◆ DATASET RECORDS ◆
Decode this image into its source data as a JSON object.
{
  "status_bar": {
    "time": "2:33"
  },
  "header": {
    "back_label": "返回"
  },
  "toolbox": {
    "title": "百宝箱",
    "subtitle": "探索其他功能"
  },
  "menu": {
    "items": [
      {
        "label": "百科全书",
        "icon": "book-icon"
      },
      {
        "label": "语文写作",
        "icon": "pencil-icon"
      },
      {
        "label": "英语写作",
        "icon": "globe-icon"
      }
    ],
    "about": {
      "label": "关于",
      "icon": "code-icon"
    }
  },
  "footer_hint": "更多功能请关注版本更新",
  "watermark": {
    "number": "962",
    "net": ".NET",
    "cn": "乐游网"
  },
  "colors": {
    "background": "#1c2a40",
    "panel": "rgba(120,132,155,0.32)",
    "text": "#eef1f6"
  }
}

◆ EXERCISE DIRECTIONS ◆
The entries above should be repeated exactly, every one of them.

◆ RESULT OF THE EXERCISE ◆
Decode this image into its source data as a JSON object.
{
  "status_bar": {
    "time": "2:33"
  },
  "header": {
    "back_label": "返回"
  },
  "toolbox": {
    "title": "百宝箱",
    "subtitle": "探索其他功能"
  },
  "menu": {
    "items": [
      {
        "label": "百科全书",
        "icon": "book-icon"
      },
      {
        "label": "语文写作",
        "icon": "pencil-icon"
      },
      {
        "label": "英语写作",
        "icon": "globe-icon"
      }
    ],
    "about": {
      "label": "关于",
      "icon": "code-icon"
    }
  },
  "footer_hint": "更多功能请关注版本更新",
  "watermark": {
    "number": "962",
    "net": ".NET",
    "cn": "乐游网"
  },
  "colors": {
    "background": "#1c2a40",
    "panel": "rgba(120,132,155,0.32)",
    "text": "#eef1f6"
  }
}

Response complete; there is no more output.